**DIRECTIONS:**
Transcribe the entries that follow, word for word.

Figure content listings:
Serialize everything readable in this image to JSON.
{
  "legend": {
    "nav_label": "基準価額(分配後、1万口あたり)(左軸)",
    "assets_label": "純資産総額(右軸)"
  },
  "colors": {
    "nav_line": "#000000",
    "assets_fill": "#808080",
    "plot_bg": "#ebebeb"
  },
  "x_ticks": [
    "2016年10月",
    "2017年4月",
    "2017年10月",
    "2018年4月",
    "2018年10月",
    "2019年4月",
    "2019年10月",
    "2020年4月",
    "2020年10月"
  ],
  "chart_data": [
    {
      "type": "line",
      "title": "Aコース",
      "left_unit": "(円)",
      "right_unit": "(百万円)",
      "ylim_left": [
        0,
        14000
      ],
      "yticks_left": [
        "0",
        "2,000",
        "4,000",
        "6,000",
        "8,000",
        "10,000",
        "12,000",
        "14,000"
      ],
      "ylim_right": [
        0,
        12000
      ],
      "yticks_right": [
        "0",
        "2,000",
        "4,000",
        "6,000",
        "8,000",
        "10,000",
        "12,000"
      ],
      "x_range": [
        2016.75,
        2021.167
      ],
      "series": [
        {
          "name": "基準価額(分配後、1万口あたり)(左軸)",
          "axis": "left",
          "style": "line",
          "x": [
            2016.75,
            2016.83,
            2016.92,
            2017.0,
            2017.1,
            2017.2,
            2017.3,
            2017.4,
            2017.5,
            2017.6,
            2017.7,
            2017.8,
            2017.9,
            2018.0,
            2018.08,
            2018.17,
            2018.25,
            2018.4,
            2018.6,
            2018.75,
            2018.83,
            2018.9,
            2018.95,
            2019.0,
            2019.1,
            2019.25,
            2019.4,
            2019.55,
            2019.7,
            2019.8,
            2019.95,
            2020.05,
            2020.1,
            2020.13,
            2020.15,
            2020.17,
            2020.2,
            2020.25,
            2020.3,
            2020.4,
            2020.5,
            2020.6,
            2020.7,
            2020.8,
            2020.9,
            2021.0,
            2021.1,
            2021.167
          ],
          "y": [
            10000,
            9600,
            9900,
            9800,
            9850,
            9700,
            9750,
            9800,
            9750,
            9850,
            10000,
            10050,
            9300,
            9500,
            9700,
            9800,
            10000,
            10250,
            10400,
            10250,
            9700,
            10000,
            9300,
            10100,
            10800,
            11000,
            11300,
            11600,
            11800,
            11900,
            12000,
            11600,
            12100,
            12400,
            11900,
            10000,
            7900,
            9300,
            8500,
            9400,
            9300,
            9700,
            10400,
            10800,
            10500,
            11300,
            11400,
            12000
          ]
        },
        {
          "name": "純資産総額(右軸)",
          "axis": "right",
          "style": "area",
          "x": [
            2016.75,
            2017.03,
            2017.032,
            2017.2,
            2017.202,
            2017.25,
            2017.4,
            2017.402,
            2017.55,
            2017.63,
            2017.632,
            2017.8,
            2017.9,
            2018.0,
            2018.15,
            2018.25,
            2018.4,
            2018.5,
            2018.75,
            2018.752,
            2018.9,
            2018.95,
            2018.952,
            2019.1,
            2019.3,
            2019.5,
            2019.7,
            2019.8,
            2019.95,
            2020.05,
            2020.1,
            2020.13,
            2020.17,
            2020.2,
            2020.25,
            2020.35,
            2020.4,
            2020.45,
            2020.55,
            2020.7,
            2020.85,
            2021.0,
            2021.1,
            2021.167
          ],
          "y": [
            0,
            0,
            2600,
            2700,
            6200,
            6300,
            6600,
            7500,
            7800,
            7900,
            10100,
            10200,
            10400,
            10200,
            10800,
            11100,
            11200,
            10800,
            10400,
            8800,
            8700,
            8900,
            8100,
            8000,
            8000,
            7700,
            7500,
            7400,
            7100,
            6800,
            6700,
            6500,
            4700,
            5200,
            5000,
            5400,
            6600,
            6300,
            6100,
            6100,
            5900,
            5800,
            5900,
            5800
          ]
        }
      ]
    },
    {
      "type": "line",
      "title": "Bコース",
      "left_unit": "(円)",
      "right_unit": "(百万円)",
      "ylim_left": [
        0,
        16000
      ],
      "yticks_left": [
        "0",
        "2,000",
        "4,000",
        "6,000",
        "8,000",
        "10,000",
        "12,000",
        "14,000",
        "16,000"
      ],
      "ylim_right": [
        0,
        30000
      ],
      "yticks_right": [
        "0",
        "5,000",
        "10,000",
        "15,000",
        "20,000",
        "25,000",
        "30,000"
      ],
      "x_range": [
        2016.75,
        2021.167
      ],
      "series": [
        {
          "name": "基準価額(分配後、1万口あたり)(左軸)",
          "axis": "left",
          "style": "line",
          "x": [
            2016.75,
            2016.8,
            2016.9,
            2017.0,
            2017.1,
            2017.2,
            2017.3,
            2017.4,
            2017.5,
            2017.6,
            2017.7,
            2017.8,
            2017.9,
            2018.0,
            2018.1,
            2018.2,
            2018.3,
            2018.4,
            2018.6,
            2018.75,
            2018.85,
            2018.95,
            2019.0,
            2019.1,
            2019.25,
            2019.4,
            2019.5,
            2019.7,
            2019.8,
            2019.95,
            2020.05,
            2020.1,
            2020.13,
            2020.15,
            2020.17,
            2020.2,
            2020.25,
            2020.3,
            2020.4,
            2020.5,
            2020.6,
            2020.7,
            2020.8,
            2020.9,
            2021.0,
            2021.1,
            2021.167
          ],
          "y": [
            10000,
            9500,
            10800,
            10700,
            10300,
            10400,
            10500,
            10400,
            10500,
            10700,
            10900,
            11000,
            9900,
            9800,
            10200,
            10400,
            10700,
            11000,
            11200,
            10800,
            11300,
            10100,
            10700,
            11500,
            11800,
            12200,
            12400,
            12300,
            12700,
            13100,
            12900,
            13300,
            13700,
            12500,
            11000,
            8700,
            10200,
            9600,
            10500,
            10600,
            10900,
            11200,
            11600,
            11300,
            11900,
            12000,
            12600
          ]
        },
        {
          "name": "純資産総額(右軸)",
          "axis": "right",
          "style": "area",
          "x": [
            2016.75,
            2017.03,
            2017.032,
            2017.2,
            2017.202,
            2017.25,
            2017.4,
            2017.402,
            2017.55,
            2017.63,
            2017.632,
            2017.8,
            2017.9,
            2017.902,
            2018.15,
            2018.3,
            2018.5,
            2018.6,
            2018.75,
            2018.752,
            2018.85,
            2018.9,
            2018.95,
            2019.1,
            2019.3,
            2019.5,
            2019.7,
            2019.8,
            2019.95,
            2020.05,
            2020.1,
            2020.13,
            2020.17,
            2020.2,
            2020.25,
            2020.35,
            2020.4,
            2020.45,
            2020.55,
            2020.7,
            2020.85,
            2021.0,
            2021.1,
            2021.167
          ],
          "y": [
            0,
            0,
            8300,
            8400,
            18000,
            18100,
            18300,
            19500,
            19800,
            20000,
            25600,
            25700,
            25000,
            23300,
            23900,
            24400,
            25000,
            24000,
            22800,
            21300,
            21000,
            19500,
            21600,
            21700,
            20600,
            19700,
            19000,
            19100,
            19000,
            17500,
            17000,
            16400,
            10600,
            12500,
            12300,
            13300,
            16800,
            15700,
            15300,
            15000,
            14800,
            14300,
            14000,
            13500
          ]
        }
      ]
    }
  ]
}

**COMPLETED TASK:**
Serialize everything readable in this image to JSON.
{
  "legend": {
    "nav_label": "基準価額(分配後、1万口あたり)(左軸)",
    "assets_label": "純資産総額(右軸)"
  },
  "colors": {
    "nav_line": "#000000",
    "assets_fill": "#808080",
    "plot_bg": "#ebebeb"
  },
  "x_ticks": [
    "2016年10月",
    "2017年4月",
    "2017年10月",
    "2018年4月",
    "2018年10月",
    "2019年4月",
    "2019年10月",
    "2020年4月",
    "2020年10月"
  ],
  "chart_data": [
    {
      "type": "line",
      "title": "Aコース",
      "left_unit": "(円)",
      "right_unit": "(百万円)",
      "ylim_left": [
        0,
        14000
      ],
      "yticks_left": [
        "0",
        "2,000",
        "4,000",
        "6,000",
        "8,000",
        "10,000",
        "12,000",
        "14,000"
      ],
      "ylim_right": [
        0,
        12000
      ],
      "yticks_right": [
        "0",
        "2,000",
        "4,000",
        "6,000",
        "8,000",
        "10,000",
        "12,000"
      ],
      "x_range": [
        2016.75,
        2021.167
      ],
      "series": [
        {
          "name": "基準価額(分配後、1万口あたり)(左軸)",
          "axis": "left",
          "style": "line",
          "x": [
            2016.75,
            2016.83,
            2016.92,
            2017.0,
            2017.1,
            2017.2,
            2017.3,
            2017.4,
            2017.5,
            2017.6,
            2017.7,
            2017.8,
            2017.9,
            2018.0,
            2018.08,
            2018.17,
            2018.25,
            2018.4,
            2018.6,
            2018.75,
            2018.83,
            2018.9,
            2018.95,
            2019.0,
            2019.1,
            2019.25,
            2019.4,
            2019.55,
            2019.7,
            2019.8,
            2019.95,
            2020.05,
            2020.1,
            2020.13,
            2020.15,
            2020.17,
            2020.2,
            2020.25,
            2020.3,
            2020.4,
            2020.5,
            2020.6,
            2020.7,
            2020.8,
            2020.9,
            2021.0,
            2021.1,
            2021.167
          ],
          "y": [
            10000,
            9600,
            9900,
            9800,
            9850,
            9700,
            9750,
            9800,
            9750,
            9850,
            10000,
            10050,
            9300,
            9500,
            9700,
            9800,
            10000,
            10250,
            10400,
            10250,
            9700,
            10000,
            9300,
            10100,
            10800,
            11000,
            11300,
            11600,
            11800,
            11900,
            12000,
            11600,
            12100,
            12400,
            11900,
            10000,
            7900,
            9300,
            8500,
            9400,
            9300,
            9700,
            10400,
            10800,
            10500,
            11300,
            11400,
            12000
          ]
        },
        {
          "name": "純資産総額(右軸)",
          "axis": "right",
          "style": "area",
          "x": [
            2016.75,
            2017.03,
            2017.032,
            2017.2,
            2017.202,
            2017.25,
            2017.4,
            2017.402,
            2017.55,
            2017.63,
            2017.632,
            2017.8,
            2017.9,
            2018.0,
            2018.15,
            2018.25,
            2018.4,
            2018.5,
            2018.75,
            2018.752,
            2018.9,
            2018.95,
            2018.952,
            2019.1,
            2019.3,
            2019.5,
            2019.7,
            2019.8,
            2019.95,
            2020.05,
            2020.1,
            2020.13,
            2020.17,
            2020.2,
            2020.25,
            2020.35,
            2020.4,
            2020.45,
            2020.55,
            2020.7,
            2020.85,
            2021.0,
            2021.1,
            2021.167
          ],
          "y": [
            0,
            0,
            2600,
            2700,
            6200,
            6300,
            6600,
            7500,
            7800,
            7900,
            10100,
            10200,
            10400,
            10200,
            10800,
            11100,
            11200,
            10800,
            10400,
            8800,
            8700,
            8900,
            8100,
            8000,
            8000,
            7700,
            7500,
            7400,
            7100,
            6800,
            6700,
            6500,
            4700,
            5200,
            5000,
            5400,
            6600,
            6300,
            6100,
            6100,
            5900,
            5800,
            5900,
            5800
          ]
        }
      ]
    },
    {
      "type": "line",
      "title": "Bコース",
      "left_unit": "(円)",
      "right_unit": "(百万円)",
      "ylim_left": [
        0,
        16000
      ],
      "yticks_left": [
        "0",
        "2,000",
        "4,000",
        "6,000",
        "8,000",
        "10,000",
        "12,000",
        "14,000",
        "16,000"
      ],
      "ylim_right": [
        0,
        30000
      ],
      "yticks_right": [
        "0",
        "5,000",
        "10,000",
        "15,000",
        "20,000",
        "25,000",
        "30,000"
      ],
      "x_range": [
        2016.75,
        2021.167
      ],
      "series": [
        {
          "name": "基準価額(分配後、1万口あたり)(左軸)",
          "axis": "left",
          "style": "line",
          "x": [
            2016.75,
            2016.8,
            2016.9,
            2017.0,
            2017.1,
            2017.2,
            2017.3,
            2017.4,
            2017.5,
            2017.6,
            2017.7,
            2017.8,
            2017.9,
            2018.0,
            2018.1,
            2018.2,
            2018.3,
            2018.4,
            2018.6,
            2018.75,
            2018.85,
            2018.95,
            2019.0,
            2019.1,
            2019.25,
            2019.4,
            2019.5,
            2019.7,
            2019.8,
            2019.95,
            2020.05,
            2020.1,
            2020.13,
            2020.15,
            2020.17,
            2020.2,
            2020.25,
            2020.3,
            2020.4,
            2020.5,
            2020.6,
            2020.7,
            2020.8,
            2020.9,
            2021.0,
            2021.1,
            2021.167
          ],
          "y": [
            10000,
            9500,
            10800,
            10700,
            10300,
            10400,
            10500,
            10400,
            10500,
            10700,
            10900,
            11000,
            9900,
            9800,
            10200,
            10400,
            10700,
            11000,
            11200,
            10800,
            11300,
            10100,
            10700,
            11500,
            11800,
            12200,
            12400,
            12300,
            12700,
            13100,
            12900,
            13300,
            13700,
            12500,
            11000,
            8700,
            10200,
            9600,
            10500,
            10600,
            10900,
            11200,
            11600,
            11300,
            11900,
            12000,
            12600
          ]
        },
        {
          "name": "純資産総額(右軸)",
          "axis": "right",
          "style": "area",
          "x": [
            2016.75,
            2017.03,
            2017.032,
            2017.2,
            2017.202,
            2017.25,
            2017.4,
            2017.402,
            2017.55,
            2017.63,
            2017.632,
            2017.8,
            2017.9,
            2017.902,
            2018.15,
            2018.3,
            2018.5,
            2018.6,
            2018.75,
            2018.752,
            2018.85,
            2018.9,
            2018.95,
            2019.1,
            2019.3,
            2019.5,
            2019.7,
            2019.8,
            2019.95,
            2020.05,
            2020.1,
            2020.13,
            2020.17,
            2020.2,
            2020.25,
            2020.35,
            2020.4,
            2020.45,
            2020.55,
            2020.7,
            2020.85,
            2021.0,
            2021.1,
            2021.167
          ],
          "y": [
            0,
            0,
            8300,
            8400,
            18000,
            18100,
            18300,
            19500,
            19800,
            20000,
            25600,
            25700,
            25000,
            23300,
            23900,
            24400,
            25000,
            24000,
            22800,
            21300,
            21000,
            19500,
            21600,
            21700,
            20600,
            19700,
            19000,
            19100,
            19000,
            17500,
            17000,
            16400,
            10600,
            12500,
            12300,
            13300,
            16800,
            15700,
            15300,
            15000,
            14800,
            14300,
            14000,
            13500
          ]
        }
      ]
    }
  ]
}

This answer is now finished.